INSTRUCTION
Copy all lines below containing "JSON".

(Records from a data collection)
--
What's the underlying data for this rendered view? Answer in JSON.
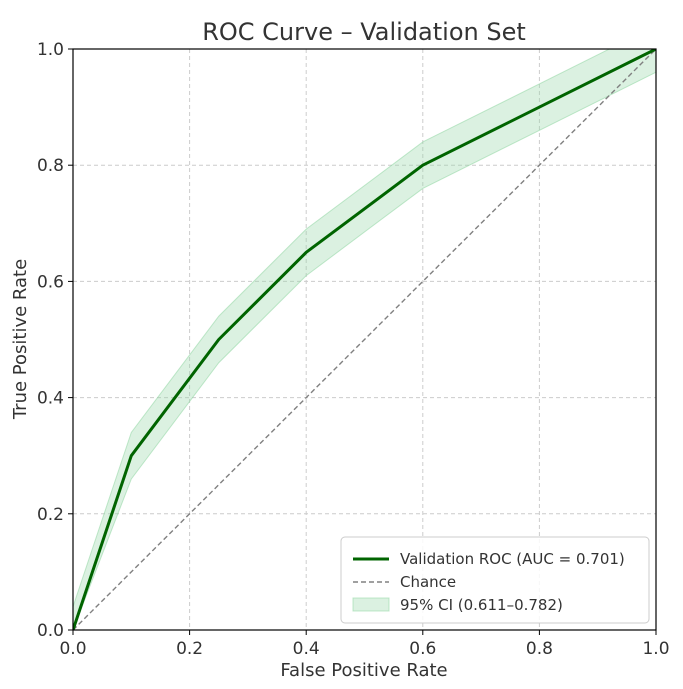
{
  "chart_data": {
    "type": "line",
    "title": "ROC Curve – Validation Set",
    "xlabel": "False Positive Rate",
    "ylabel": "True Positive Rate",
    "xlim": [
      0.0,
      1.0
    ],
    "ylim": [
      0.0,
      1.0
    ],
    "xticks": [
      "0.0",
      "0.2",
      "0.4",
      "0.6",
      "0.8",
      "1.0"
    ],
    "yticks": [
      "0.0",
      "0.2",
      "0.4",
      "0.6",
      "0.8",
      "1.0"
    ],
    "grid": true,
    "legend_position": "bottom-right",
    "series": [
      {
        "name": "Validation ROC (AUC = 0.701)",
        "style": "solid",
        "color": "#006400",
        "x": [
          0.0,
          0.1,
          0.25,
          0.4,
          0.6,
          1.0
        ],
        "y": [
          0.0,
          0.3,
          0.5,
          0.65,
          0.8,
          1.0
        ]
      },
      {
        "name": "Chance",
        "style": "dashed",
        "color": "#808080",
        "x": [
          0.0,
          1.0
        ],
        "y": [
          0.0,
          1.0
        ]
      }
    ],
    "band": {
      "name": "95% CI (0.611–0.782)",
      "color": "#98d8a8",
      "x": [
        0.0,
        0.1,
        0.25,
        0.4,
        0.6,
        1.0
      ],
      "lower": [
        0.0,
        0.26,
        0.46,
        0.61,
        0.76,
        0.96
      ],
      "upper": [
        0.04,
        0.34,
        0.54,
        0.69,
        0.84,
        1.04
      ]
    }
  }
}
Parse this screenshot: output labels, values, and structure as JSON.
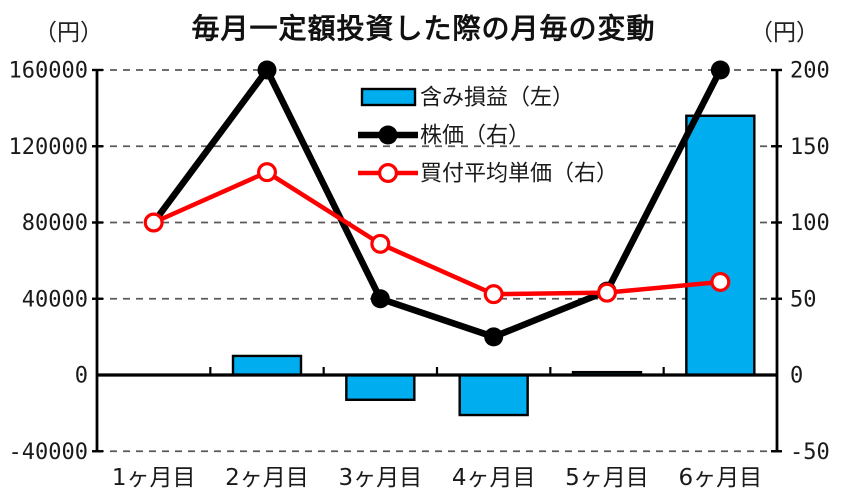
{
  "title": "毎月一定額投資した際の月毎の変動",
  "left_axis_unit": "（円）",
  "right_axis_unit": "（円）",
  "colors": {
    "bar_fill": "#00AEEF",
    "stock_line": "#000000",
    "avg_price_line": "#FF0000",
    "grid": "#595959",
    "axis": "#000000",
    "marker_open_fill": "#FFFFFF"
  },
  "chart_data": {
    "type": "combo (bar + line, dual axis)",
    "title": "毎月一定額投資した際の月毎の変動",
    "categories": [
      "1ヶ月目",
      "2ヶ月目",
      "3ヶ月目",
      "4ヶ月目",
      "5ヶ月目",
      "6ヶ月目"
    ],
    "series": [
      {
        "name": "含み損益（左）",
        "type": "bar",
        "axis": "left",
        "color": "#00AEEF",
        "values": [
          0,
          10000,
          -13000,
          -21000,
          1500,
          136000
        ]
      },
      {
        "name": "株価（右）",
        "type": "line",
        "axis": "right",
        "color": "#000000",
        "marker": "filled-circle",
        "values": [
          100,
          200,
          50,
          25,
          55,
          200
        ]
      },
      {
        "name": "買付平均単価（右）",
        "type": "line",
        "axis": "right",
        "color": "#FF0000",
        "marker": "open-circle",
        "values": [
          100,
          133,
          86,
          53,
          54,
          61
        ]
      }
    ],
    "left_axis": {
      "unit": "（円）",
      "min": -40000,
      "max": 160000,
      "step": 40000,
      "tick_labels": [
        "160000",
        "120000",
        "80000",
        "40000",
        "0",
        "-40000"
      ]
    },
    "right_axis": {
      "unit": "（円）",
      "min": -50,
      "max": 200,
      "step": 50,
      "tick_labels": [
        "200",
        "150",
        "100",
        "50",
        "0",
        "-50"
      ]
    },
    "grid": "horizontal dashed",
    "legend_position": "inside top-center"
  }
}
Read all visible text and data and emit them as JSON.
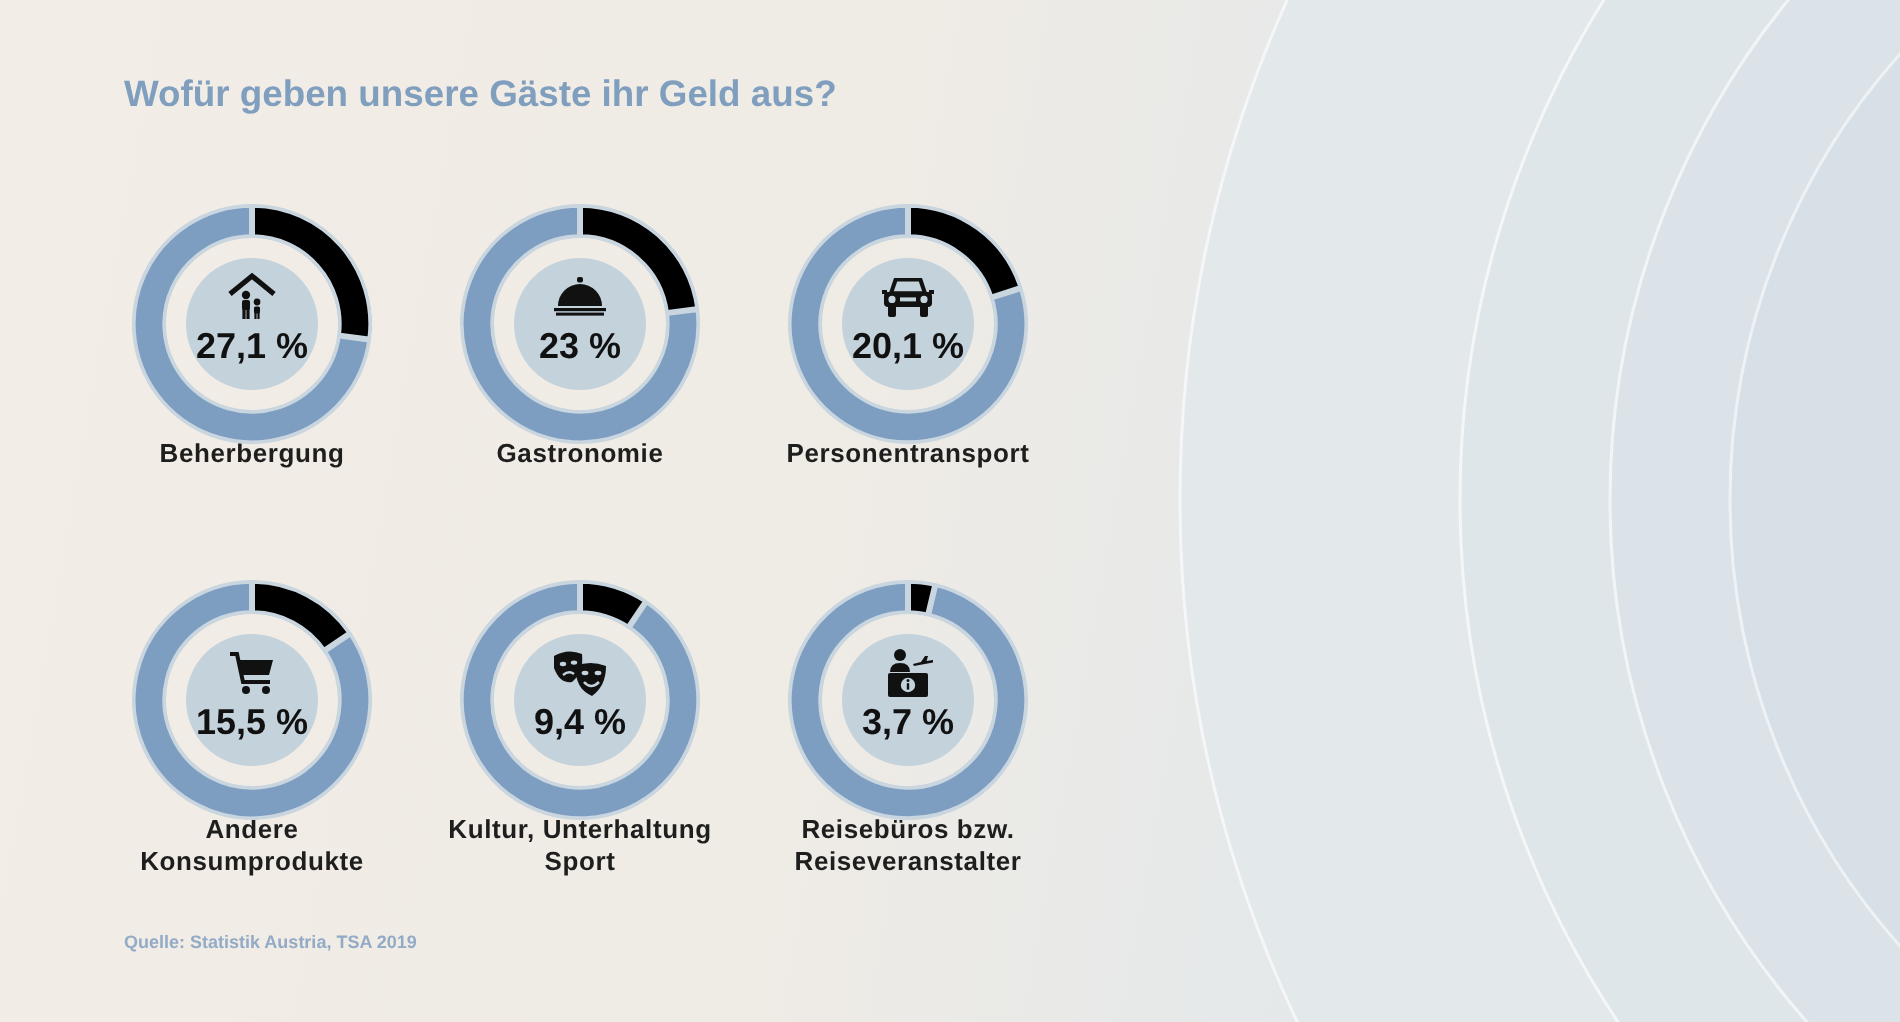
{
  "chart_data": [
    {
      "type": "other",
      "title": "Wofür geben unsere Gäste ihr Geld aus?"
    },
    {
      "type": "donut",
      "title": "Beherbergung",
      "categories": [
        null,
        null
      ],
      "values": [
        27.1,
        72.9
      ],
      "colors": [
        "#000000",
        "#7d9ec0"
      ],
      "annotations": [
        "27,1 %"
      ]
    },
    {
      "type": "donut",
      "title": "Gastronomie",
      "categories": [
        null,
        null
      ],
      "values": [
        23,
        77
      ],
      "colors": [
        "#000000",
        "#7d9ec0"
      ],
      "annotations": [
        "23 %"
      ]
    },
    {
      "type": "donut",
      "title": "Personentransport",
      "categories": [
        null,
        null
      ],
      "values": [
        20.1,
        79.9
      ],
      "colors": [
        "#000000",
        "#7d9ec0"
      ],
      "annotations": [
        "20,1 %"
      ]
    },
    {
      "type": "donut",
      "title": "Andere Konsumprodukte",
      "categories": [
        null,
        null
      ],
      "values": [
        15.5,
        84.5
      ],
      "colors": [
        "#000000",
        "#7d9ec0"
      ],
      "annotations": [
        "15,5 %"
      ]
    },
    {
      "type": "donut",
      "title": "Kultur, Unterhaltung Sport",
      "categories": [
        null,
        null
      ],
      "values": [
        9.4,
        90.6
      ],
      "colors": [
        "#000000",
        "#7d9ec0"
      ],
      "annotations": [
        "9,4 %"
      ]
    },
    {
      "type": "donut",
      "title": "Reisebüros bzw. Reiseveranstalter",
      "categories": [
        null,
        null
      ],
      "values": [
        3.7,
        96.3
      ],
      "colors": [
        "#000000",
        "#7d9ec0"
      ],
      "annotations": [
        "3,7 %"
      ]
    },
    {
      "type": "other",
      "annotations": [
        "Quelle: Statistik Austria, TSA 2019"
      ]
    }
  ]
}
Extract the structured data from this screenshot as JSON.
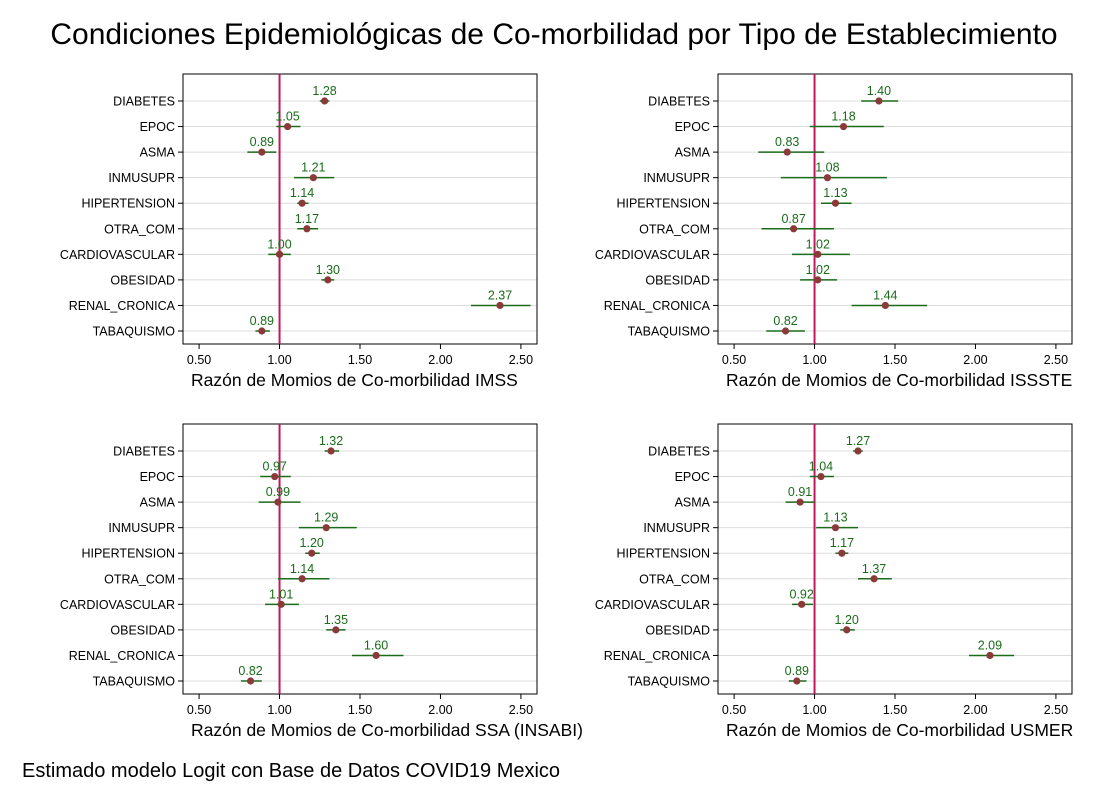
{
  "title": "Condiciones Epidemiológicas de Co-morbilidad por Tipo de Establecimiento",
  "note": "Estimado modelo Logit con Base de Datos COVID19 Mexico",
  "colors": {
    "point": "#8b3a3a",
    "ci": "#1a6b1a",
    "label": "#1a6b1a",
    "refline": "#c2185b",
    "grid": "#dcdcdc",
    "axis": "#000000"
  },
  "chart_data": [
    {
      "type": "scatter",
      "xlabel": "Razón de Momios de Co-morbilidad IMSS",
      "categories": [
        "DIABETES",
        "EPOC",
        "ASMA",
        "INMUSUPR",
        "HIPERTENSION",
        "OTRA_COM",
        "CARDIOVASCULAR",
        "OBESIDAD",
        "RENAL_CRONICA",
        "TABAQUISMO"
      ],
      "values": [
        1.28,
        1.05,
        0.89,
        1.21,
        1.14,
        1.17,
        1.0,
        1.3,
        2.37,
        0.89
      ],
      "value_labels": [
        "1.28",
        "1.05",
        "0.89",
        "1.21",
        "1.14",
        "1.17",
        "1.00",
        "1.30",
        "2.37",
        "0.89"
      ],
      "ci_low": [
        1.25,
        0.98,
        0.8,
        1.09,
        1.11,
        1.11,
        0.93,
        1.26,
        2.19,
        0.85
      ],
      "ci_high": [
        1.31,
        1.13,
        0.98,
        1.34,
        1.18,
        1.24,
        1.07,
        1.34,
        2.56,
        0.94
      ],
      "xlim": [
        0.4,
        2.6
      ],
      "xticks": [
        0.5,
        1.0,
        1.5,
        2.0,
        2.5
      ],
      "xtick_labels": [
        "0.50",
        "1.00",
        "1.50",
        "2.00",
        "2.50"
      ],
      "reference_line": 1.0,
      "grid": true
    },
    {
      "type": "scatter",
      "xlabel": "Razón de Momios de Co-morbilidad ISSSTE",
      "categories": [
        "DIABETES",
        "EPOC",
        "ASMA",
        "INMUSUPR",
        "HIPERTENSION",
        "OTRA_COM",
        "CARDIOVASCULAR",
        "OBESIDAD",
        "RENAL_CRONICA",
        "TABAQUISMO"
      ],
      "values": [
        1.4,
        1.18,
        0.83,
        1.08,
        1.13,
        0.87,
        1.02,
        1.02,
        1.44,
        0.82
      ],
      "value_labels": [
        "1.40",
        "1.18",
        "0.83",
        "1.08",
        "1.13",
        "0.87",
        "1.02",
        "1.02",
        "1.44",
        "0.82"
      ],
      "ci_low": [
        1.29,
        0.97,
        0.65,
        0.79,
        1.04,
        0.67,
        0.86,
        0.91,
        1.23,
        0.7
      ],
      "ci_high": [
        1.52,
        1.43,
        1.06,
        1.45,
        1.23,
        1.12,
        1.22,
        1.14,
        1.7,
        0.94
      ],
      "xlim": [
        0.4,
        2.6
      ],
      "xticks": [
        0.5,
        1.0,
        1.5,
        2.0,
        2.5
      ],
      "xtick_labels": [
        "0.50",
        "1.00",
        "1.50",
        "2.00",
        "2.50"
      ],
      "reference_line": 1.0,
      "grid": true
    },
    {
      "type": "scatter",
      "xlabel": "Razón de Momios de Co-morbilidad SSA (INSABI)",
      "categories": [
        "DIABETES",
        "EPOC",
        "ASMA",
        "INMUSUPR",
        "HIPERTENSION",
        "OTRA_COM",
        "CARDIOVASCULAR",
        "OBESIDAD",
        "RENAL_CRONICA",
        "TABAQUISMO"
      ],
      "values": [
        1.32,
        0.97,
        0.99,
        1.29,
        1.2,
        1.14,
        1.01,
        1.35,
        1.6,
        0.82
      ],
      "value_labels": [
        "1.32",
        "0.97",
        "0.99",
        "1.29",
        "1.20",
        "1.14",
        "1.01",
        "1.35",
        "1.60",
        "0.82"
      ],
      "ci_low": [
        1.28,
        0.88,
        0.87,
        1.12,
        1.16,
        0.99,
        0.91,
        1.29,
        1.45,
        0.76
      ],
      "ci_high": [
        1.37,
        1.07,
        1.13,
        1.48,
        1.25,
        1.31,
        1.12,
        1.41,
        1.77,
        0.89
      ],
      "xlim": [
        0.4,
        2.6
      ],
      "xticks": [
        0.5,
        1.0,
        1.5,
        2.0,
        2.5
      ],
      "xtick_labels": [
        "0.50",
        "1.00",
        "1.50",
        "2.00",
        "2.50"
      ],
      "reference_line": 1.0,
      "grid": true
    },
    {
      "type": "scatter",
      "xlabel": "Razón de Momios de Co-morbilidad USMER",
      "categories": [
        "DIABETES",
        "EPOC",
        "ASMA",
        "INMUSUPR",
        "HIPERTENSION",
        "OTRA_COM",
        "CARDIOVASCULAR",
        "OBESIDAD",
        "RENAL_CRONICA",
        "TABAQUISMO"
      ],
      "values": [
        1.27,
        1.04,
        0.91,
        1.13,
        1.17,
        1.37,
        0.92,
        1.2,
        2.09,
        0.89
      ],
      "value_labels": [
        "1.27",
        "1.04",
        "0.91",
        "1.13",
        "1.17",
        "1.37",
        "0.92",
        "1.20",
        "2.09",
        "0.89"
      ],
      "ci_low": [
        1.24,
        0.97,
        0.82,
        1.01,
        1.13,
        1.27,
        0.86,
        1.16,
        1.96,
        0.84
      ],
      "ci_high": [
        1.3,
        1.12,
        1.0,
        1.27,
        1.21,
        1.48,
        0.99,
        1.25,
        2.24,
        0.95
      ],
      "xlim": [
        0.4,
        2.6
      ],
      "xticks": [
        0.5,
        1.0,
        1.5,
        2.0,
        2.5
      ],
      "xtick_labels": [
        "0.50",
        "1.00",
        "1.50",
        "2.00",
        "2.50"
      ],
      "reference_line": 1.0,
      "grid": true
    }
  ]
}
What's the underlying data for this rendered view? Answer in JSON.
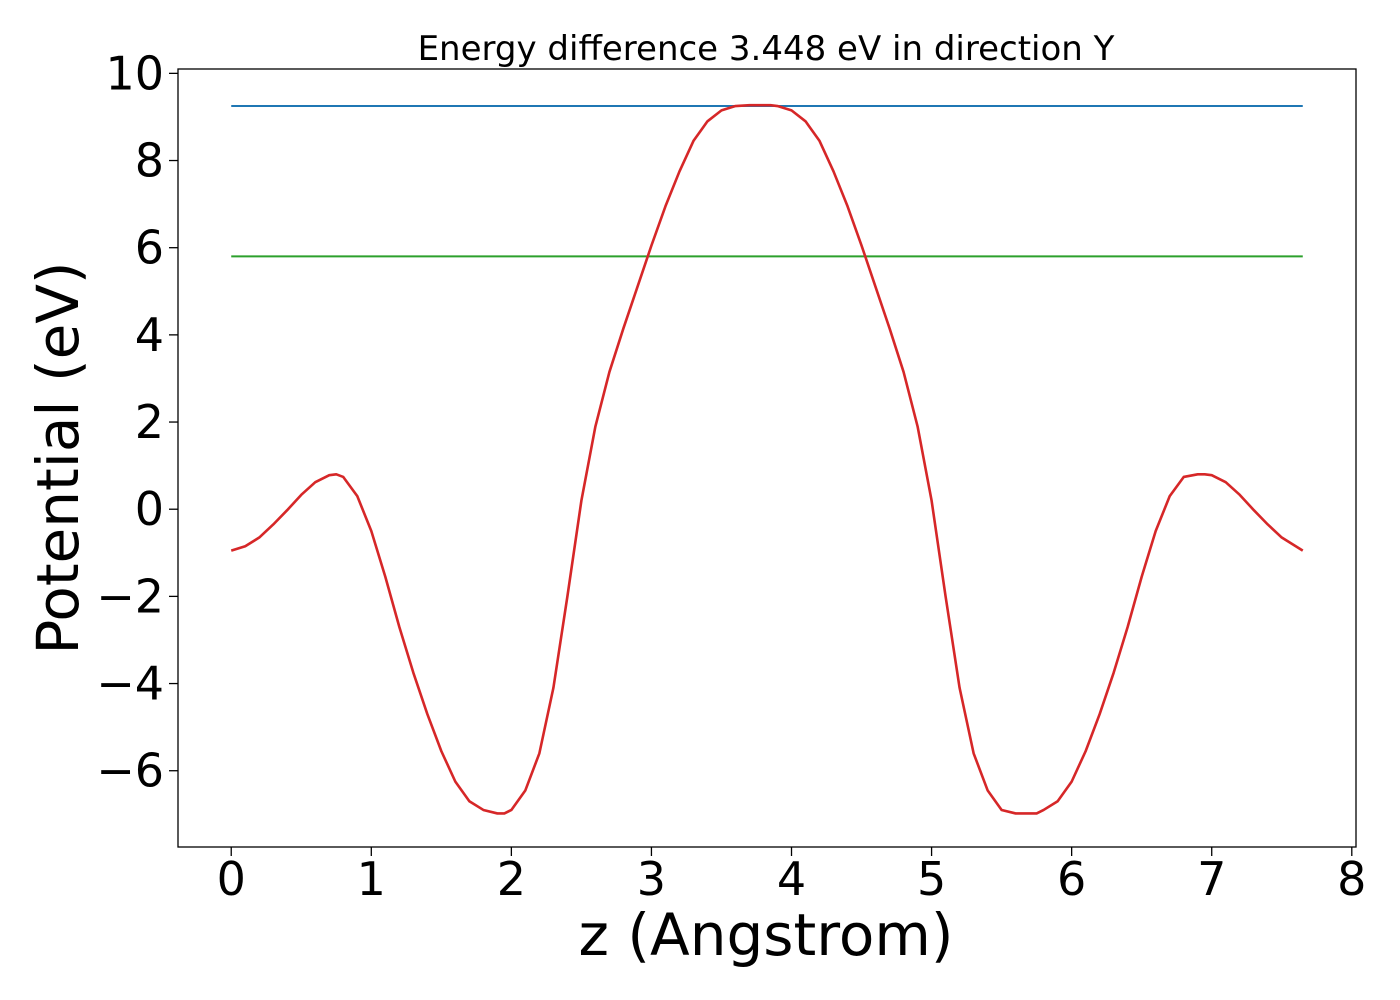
--
RESPONSE TO THE EXERCISE
What's the underlying data for this rendered view? Answer in JSON.
Parse this screenshot: output labels, values, and structure as JSON.
Read all visible text and data and emit them as JSON.
Extract the structured data from this screenshot as JSON.
What's the underlying data for this rendered view? Answer in JSON.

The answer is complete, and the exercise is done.